_To do:_ Set down each entry from the block beneath, exactly as written.

_Data section:_

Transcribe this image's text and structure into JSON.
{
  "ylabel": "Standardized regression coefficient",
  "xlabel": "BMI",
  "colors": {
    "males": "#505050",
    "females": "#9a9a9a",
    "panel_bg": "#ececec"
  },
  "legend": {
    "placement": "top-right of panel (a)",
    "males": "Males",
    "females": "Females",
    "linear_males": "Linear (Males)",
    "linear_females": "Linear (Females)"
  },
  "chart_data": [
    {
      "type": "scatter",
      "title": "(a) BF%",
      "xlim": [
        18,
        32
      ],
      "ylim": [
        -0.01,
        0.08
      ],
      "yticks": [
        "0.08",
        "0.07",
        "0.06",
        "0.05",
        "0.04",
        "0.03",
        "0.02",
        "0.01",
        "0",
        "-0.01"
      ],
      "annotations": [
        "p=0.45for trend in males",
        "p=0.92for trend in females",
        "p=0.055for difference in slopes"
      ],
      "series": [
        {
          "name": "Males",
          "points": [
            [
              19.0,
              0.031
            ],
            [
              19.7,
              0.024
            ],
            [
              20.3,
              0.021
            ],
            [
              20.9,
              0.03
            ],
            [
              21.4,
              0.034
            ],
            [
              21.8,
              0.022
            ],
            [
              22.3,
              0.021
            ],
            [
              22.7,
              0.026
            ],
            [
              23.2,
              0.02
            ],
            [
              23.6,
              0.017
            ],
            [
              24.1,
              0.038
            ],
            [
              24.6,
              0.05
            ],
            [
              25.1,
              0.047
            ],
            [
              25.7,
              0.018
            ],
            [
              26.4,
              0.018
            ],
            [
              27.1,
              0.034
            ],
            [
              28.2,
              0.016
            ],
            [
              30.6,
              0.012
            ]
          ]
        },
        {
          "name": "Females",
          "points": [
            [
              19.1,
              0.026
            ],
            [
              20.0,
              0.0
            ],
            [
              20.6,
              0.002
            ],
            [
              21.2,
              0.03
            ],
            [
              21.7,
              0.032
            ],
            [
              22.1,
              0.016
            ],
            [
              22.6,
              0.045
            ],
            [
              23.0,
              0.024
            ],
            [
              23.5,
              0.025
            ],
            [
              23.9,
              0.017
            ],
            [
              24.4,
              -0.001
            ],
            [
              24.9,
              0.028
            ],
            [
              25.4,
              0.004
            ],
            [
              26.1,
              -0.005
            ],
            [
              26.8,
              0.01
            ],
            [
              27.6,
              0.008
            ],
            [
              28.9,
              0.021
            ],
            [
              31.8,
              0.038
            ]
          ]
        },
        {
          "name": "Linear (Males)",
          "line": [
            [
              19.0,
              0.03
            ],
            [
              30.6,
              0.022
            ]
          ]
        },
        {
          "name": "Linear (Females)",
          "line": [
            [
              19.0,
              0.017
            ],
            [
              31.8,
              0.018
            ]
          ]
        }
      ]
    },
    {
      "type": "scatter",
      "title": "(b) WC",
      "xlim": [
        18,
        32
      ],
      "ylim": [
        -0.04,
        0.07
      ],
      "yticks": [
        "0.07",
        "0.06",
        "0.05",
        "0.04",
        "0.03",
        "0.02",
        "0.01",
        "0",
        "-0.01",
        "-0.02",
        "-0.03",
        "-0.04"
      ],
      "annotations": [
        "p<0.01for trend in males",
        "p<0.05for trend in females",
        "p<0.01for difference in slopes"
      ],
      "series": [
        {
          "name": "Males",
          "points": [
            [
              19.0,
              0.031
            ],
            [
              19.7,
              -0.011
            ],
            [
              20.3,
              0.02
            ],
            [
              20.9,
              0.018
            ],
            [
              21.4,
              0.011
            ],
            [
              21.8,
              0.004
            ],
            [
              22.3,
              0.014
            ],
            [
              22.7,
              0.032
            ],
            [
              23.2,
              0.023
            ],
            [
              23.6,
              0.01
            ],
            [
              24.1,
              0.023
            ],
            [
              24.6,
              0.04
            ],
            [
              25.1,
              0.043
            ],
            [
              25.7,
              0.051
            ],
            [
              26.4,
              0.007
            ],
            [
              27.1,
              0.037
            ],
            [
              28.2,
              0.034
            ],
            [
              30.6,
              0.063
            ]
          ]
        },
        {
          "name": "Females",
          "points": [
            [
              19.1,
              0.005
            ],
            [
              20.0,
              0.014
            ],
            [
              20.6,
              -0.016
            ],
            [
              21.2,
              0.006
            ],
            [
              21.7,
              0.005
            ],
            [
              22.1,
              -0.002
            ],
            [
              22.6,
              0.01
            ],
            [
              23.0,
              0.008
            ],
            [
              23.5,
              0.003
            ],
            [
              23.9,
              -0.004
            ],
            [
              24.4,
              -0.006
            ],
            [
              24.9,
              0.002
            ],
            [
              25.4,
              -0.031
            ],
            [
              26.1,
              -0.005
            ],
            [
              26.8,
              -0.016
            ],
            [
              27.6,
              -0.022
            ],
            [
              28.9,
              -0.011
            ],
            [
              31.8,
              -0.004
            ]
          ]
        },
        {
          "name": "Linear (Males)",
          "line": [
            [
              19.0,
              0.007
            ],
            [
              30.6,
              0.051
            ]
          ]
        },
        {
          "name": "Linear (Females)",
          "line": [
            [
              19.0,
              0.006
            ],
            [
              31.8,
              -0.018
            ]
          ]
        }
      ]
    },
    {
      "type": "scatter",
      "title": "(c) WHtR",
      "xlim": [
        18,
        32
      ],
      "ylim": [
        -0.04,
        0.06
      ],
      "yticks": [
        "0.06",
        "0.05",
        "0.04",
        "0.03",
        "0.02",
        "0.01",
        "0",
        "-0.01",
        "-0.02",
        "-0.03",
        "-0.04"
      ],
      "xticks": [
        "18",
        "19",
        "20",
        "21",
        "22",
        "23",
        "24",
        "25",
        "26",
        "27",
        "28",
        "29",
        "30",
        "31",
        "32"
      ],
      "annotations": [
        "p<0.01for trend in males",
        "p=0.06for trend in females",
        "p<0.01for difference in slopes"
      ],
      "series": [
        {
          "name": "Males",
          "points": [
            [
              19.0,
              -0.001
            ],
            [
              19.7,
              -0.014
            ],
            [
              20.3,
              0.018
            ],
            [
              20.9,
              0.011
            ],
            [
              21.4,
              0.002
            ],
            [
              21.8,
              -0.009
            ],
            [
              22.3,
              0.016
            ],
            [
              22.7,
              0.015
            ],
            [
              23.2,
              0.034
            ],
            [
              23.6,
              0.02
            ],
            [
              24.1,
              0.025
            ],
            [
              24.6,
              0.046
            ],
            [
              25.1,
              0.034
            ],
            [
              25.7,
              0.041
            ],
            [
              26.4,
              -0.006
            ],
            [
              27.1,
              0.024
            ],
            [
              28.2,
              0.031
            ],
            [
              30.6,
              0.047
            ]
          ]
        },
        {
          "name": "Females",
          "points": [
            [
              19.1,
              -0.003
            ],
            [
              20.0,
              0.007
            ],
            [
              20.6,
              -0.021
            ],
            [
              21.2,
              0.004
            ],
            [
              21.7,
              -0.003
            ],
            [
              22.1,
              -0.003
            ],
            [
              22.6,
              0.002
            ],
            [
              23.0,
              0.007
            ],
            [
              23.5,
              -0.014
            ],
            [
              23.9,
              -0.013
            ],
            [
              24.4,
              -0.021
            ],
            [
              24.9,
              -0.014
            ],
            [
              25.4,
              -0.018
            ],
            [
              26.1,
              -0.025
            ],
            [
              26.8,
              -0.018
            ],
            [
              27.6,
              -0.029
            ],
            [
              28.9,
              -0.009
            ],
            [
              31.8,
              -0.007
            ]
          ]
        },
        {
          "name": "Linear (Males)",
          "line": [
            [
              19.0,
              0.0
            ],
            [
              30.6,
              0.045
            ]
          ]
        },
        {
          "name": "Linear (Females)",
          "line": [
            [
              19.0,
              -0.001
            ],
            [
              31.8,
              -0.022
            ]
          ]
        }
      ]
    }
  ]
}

_Task result:_
Transcribe this image's text and structure into JSON.
{
  "ylabel": "Standardized regression coefficient",
  "xlabel": "BMI",
  "colors": {
    "males": "#505050",
    "females": "#9a9a9a",
    "panel_bg": "#ececec"
  },
  "legend": {
    "placement": "top-right of panel (a)",
    "males": "Males",
    "females": "Females",
    "linear_males": "Linear (Males)",
    "linear_females": "Linear (Females)"
  },
  "chart_data": [
    {
      "type": "scatter",
      "title": "(a) BF%",
      "xlim": [
        18,
        32
      ],
      "ylim": [
        -0.01,
        0.08
      ],
      "yticks": [
        "0.08",
        "0.07",
        "0.06",
        "0.05",
        "0.04",
        "0.03",
        "0.02",
        "0.01",
        "0",
        "-0.01"
      ],
      "annotations": [
        "p=0.45for trend in males",
        "p=0.92for trend in females",
        "p=0.055for difference in slopes"
      ],
      "series": [
        {
          "name": "Males",
          "points": [
            [
              19.0,
              0.031
            ],
            [
              19.7,
              0.024
            ],
            [
              20.3,
              0.021
            ],
            [
              20.9,
              0.03
            ],
            [
              21.4,
              0.034
            ],
            [
              21.8,
              0.022
            ],
            [
              22.3,
              0.021
            ],
            [
              22.7,
              0.026
            ],
            [
              23.2,
              0.02
            ],
            [
              23.6,
              0.017
            ],
            [
              24.1,
              0.038
            ],
            [
              24.6,
              0.05
            ],
            [
              25.1,
              0.047
            ],
            [
              25.7,
              0.018
            ],
            [
              26.4,
              0.018
            ],
            [
              27.1,
              0.034
            ],
            [
              28.2,
              0.016
            ],
            [
              30.6,
              0.012
            ]
          ]
        },
        {
          "name": "Females",
          "points": [
            [
              19.1,
              0.026
            ],
            [
              20.0,
              0.0
            ],
            [
              20.6,
              0.002
            ],
            [
              21.2,
              0.03
            ],
            [
              21.7,
              0.032
            ],
            [
              22.1,
              0.016
            ],
            [
              22.6,
              0.045
            ],
            [
              23.0,
              0.024
            ],
            [
              23.5,
              0.025
            ],
            [
              23.9,
              0.017
            ],
            [
              24.4,
              -0.001
            ],
            [
              24.9,
              0.028
            ],
            [
              25.4,
              0.004
            ],
            [
              26.1,
              -0.005
            ],
            [
              26.8,
              0.01
            ],
            [
              27.6,
              0.008
            ],
            [
              28.9,
              0.021
            ],
            [
              31.8,
              0.038
            ]
          ]
        },
        {
          "name": "Linear (Males)",
          "line": [
            [
              19.0,
              0.03
            ],
            [
              30.6,
              0.022
            ]
          ]
        },
        {
          "name": "Linear (Females)",
          "line": [
            [
              19.0,
              0.017
            ],
            [
              31.8,
              0.018
            ]
          ]
        }
      ]
    },
    {
      "type": "scatter",
      "title": "(b) WC",
      "xlim": [
        18,
        32
      ],
      "ylim": [
        -0.04,
        0.07
      ],
      "yticks": [
        "0.07",
        "0.06",
        "0.05",
        "0.04",
        "0.03",
        "0.02",
        "0.01",
        "0",
        "-0.01",
        "-0.02",
        "-0.03",
        "-0.04"
      ],
      "annotations": [
        "p<0.01for trend in males",
        "p<0.05for trend in females",
        "p<0.01for difference in slopes"
      ],
      "series": [
        {
          "name": "Males",
          "points": [
            [
              19.0,
              0.031
            ],
            [
              19.7,
              -0.011
            ],
            [
              20.3,
              0.02
            ],
            [
              20.9,
              0.018
            ],
            [
              21.4,
              0.011
            ],
            [
              21.8,
              0.004
            ],
            [
              22.3,
              0.014
            ],
            [
              22.7,
              0.032
            ],
            [
              23.2,
              0.023
            ],
            [
              23.6,
              0.01
            ],
            [
              24.1,
              0.023
            ],
            [
              24.6,
              0.04
            ],
            [
              25.1,
              0.043
            ],
            [
              25.7,
              0.051
            ],
            [
              26.4,
              0.007
            ],
            [
              27.1,
              0.037
            ],
            [
              28.2,
              0.034
            ],
            [
              30.6,
              0.063
            ]
          ]
        },
        {
          "name": "Females",
          "points": [
            [
              19.1,
              0.005
            ],
            [
              20.0,
              0.014
            ],
            [
              20.6,
              -0.016
            ],
            [
              21.2,
              0.006
            ],
            [
              21.7,
              0.005
            ],
            [
              22.1,
              -0.002
            ],
            [
              22.6,
              0.01
            ],
            [
              23.0,
              0.008
            ],
            [
              23.5,
              0.003
            ],
            [
              23.9,
              -0.004
            ],
            [
              24.4,
              -0.006
            ],
            [
              24.9,
              0.002
            ],
            [
              25.4,
              -0.031
            ],
            [
              26.1,
              -0.005
            ],
            [
              26.8,
              -0.016
            ],
            [
              27.6,
              -0.022
            ],
            [
              28.9,
              -0.011
            ],
            [
              31.8,
              -0.004
            ]
          ]
        },
        {
          "name": "Linear (Males)",
          "line": [
            [
              19.0,
              0.007
            ],
            [
              30.6,
              0.051
            ]
          ]
        },
        {
          "name": "Linear (Females)",
          "line": [
            [
              19.0,
              0.006
            ],
            [
              31.8,
              -0.018
            ]
          ]
        }
      ]
    },
    {
      "type": "scatter",
      "title": "(c) WHtR",
      "xlim": [
        18,
        32
      ],
      "ylim": [
        -0.04,
        0.06
      ],
      "yticks": [
        "0.06",
        "0.05",
        "0.04",
        "0.03",
        "0.02",
        "0.01",
        "0",
        "-0.01",
        "-0.02",
        "-0.03",
        "-0.04"
      ],
      "xticks": [
        "18",
        "19",
        "20",
        "21",
        "22",
        "23",
        "24",
        "25",
        "26",
        "27",
        "28",
        "29",
        "30",
        "31",
        "32"
      ],
      "annotations": [
        "p<0.01for trend in males",
        "p=0.06for trend in females",
        "p<0.01for difference in slopes"
      ],
      "series": [
        {
          "name": "Males",
          "points": [
            [
              19.0,
              -0.001
            ],
            [
              19.7,
              -0.014
            ],
            [
              20.3,
              0.018
            ],
            [
              20.9,
              0.011
            ],
            [
              21.4,
              0.002
            ],
            [
              21.8,
              -0.009
            ],
            [
              22.3,
              0.016
            ],
            [
              22.7,
              0.015
            ],
            [
              23.2,
              0.034
            ],
            [
              23.6,
              0.02
            ],
            [
              24.1,
              0.025
            ],
            [
              24.6,
              0.046
            ],
            [
              25.1,
              0.034
            ],
            [
              25.7,
              0.041
            ],
            [
              26.4,
              -0.006
            ],
            [
              27.1,
              0.024
            ],
            [
              28.2,
              0.031
            ],
            [
              30.6,
              0.047
            ]
          ]
        },
        {
          "name": "Females",
          "points": [
            [
              19.1,
              -0.003
            ],
            [
              20.0,
              0.007
            ],
            [
              20.6,
              -0.021
            ],
            [
              21.2,
              0.004
            ],
            [
              21.7,
              -0.003
            ],
            [
              22.1,
              -0.003
            ],
            [
              22.6,
              0.002
            ],
            [
              23.0,
              0.007
            ],
            [
              23.5,
              -0.014
            ],
            [
              23.9,
              -0.013
            ],
            [
              24.4,
              -0.021
            ],
            [
              24.9,
              -0.014
            ],
            [
              25.4,
              -0.018
            ],
            [
              26.1,
              -0.025
            ],
            [
              26.8,
              -0.018
            ],
            [
              27.6,
              -0.029
            ],
            [
              28.9,
              -0.009
            ],
            [
              31.8,
              -0.007
            ]
          ]
        },
        {
          "name": "Linear (Males)",
          "line": [
            [
              19.0,
              0.0
            ],
            [
              30.6,
              0.045
            ]
          ]
        },
        {
          "name": "Linear (Females)",
          "line": [
            [
              19.0,
              -0.001
            ],
            [
              31.8,
              -0.022
            ]
          ]
        }
      ]
    }
  ]
}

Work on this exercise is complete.